• [Items from a figure collection]:
######
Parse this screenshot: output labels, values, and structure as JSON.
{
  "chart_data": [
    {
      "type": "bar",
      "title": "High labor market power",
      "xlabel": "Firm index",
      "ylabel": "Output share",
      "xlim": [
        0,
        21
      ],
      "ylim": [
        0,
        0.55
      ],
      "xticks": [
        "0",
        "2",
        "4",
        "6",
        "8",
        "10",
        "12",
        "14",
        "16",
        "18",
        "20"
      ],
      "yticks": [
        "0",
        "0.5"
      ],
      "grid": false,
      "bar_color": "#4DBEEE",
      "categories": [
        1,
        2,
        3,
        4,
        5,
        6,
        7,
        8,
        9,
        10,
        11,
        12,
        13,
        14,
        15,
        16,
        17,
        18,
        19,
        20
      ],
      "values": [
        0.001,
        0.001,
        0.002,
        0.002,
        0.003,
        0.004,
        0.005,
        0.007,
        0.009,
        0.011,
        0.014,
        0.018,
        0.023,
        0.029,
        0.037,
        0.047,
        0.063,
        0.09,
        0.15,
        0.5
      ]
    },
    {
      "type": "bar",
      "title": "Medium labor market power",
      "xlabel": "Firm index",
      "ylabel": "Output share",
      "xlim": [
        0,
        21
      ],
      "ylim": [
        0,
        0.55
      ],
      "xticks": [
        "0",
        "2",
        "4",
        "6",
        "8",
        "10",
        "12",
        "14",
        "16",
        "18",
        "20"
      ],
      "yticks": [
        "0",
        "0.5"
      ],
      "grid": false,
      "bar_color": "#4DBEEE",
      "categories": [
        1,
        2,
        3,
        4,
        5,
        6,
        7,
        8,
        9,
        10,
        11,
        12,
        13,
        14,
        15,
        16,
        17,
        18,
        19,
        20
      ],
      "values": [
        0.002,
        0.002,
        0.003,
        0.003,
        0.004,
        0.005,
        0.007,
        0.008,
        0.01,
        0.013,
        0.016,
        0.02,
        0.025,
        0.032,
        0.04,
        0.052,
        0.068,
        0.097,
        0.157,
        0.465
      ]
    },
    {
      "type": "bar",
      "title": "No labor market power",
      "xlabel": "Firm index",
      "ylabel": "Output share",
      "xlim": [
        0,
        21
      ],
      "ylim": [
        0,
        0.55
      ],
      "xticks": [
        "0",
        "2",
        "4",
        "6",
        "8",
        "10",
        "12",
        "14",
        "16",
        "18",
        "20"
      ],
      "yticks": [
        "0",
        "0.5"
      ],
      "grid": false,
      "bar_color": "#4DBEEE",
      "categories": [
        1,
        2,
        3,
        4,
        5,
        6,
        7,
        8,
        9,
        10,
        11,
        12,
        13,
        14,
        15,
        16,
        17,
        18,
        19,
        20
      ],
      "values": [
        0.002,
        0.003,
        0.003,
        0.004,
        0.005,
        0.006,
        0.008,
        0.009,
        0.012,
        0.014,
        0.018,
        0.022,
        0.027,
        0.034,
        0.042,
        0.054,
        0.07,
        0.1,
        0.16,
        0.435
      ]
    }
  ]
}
######
• [Written problem]:
List every line in the records above that contains the word "power".

• [Written solution]:
      "title": "High labor market power",
      "title": "Medium labor market power",
      "title": "No labor market power",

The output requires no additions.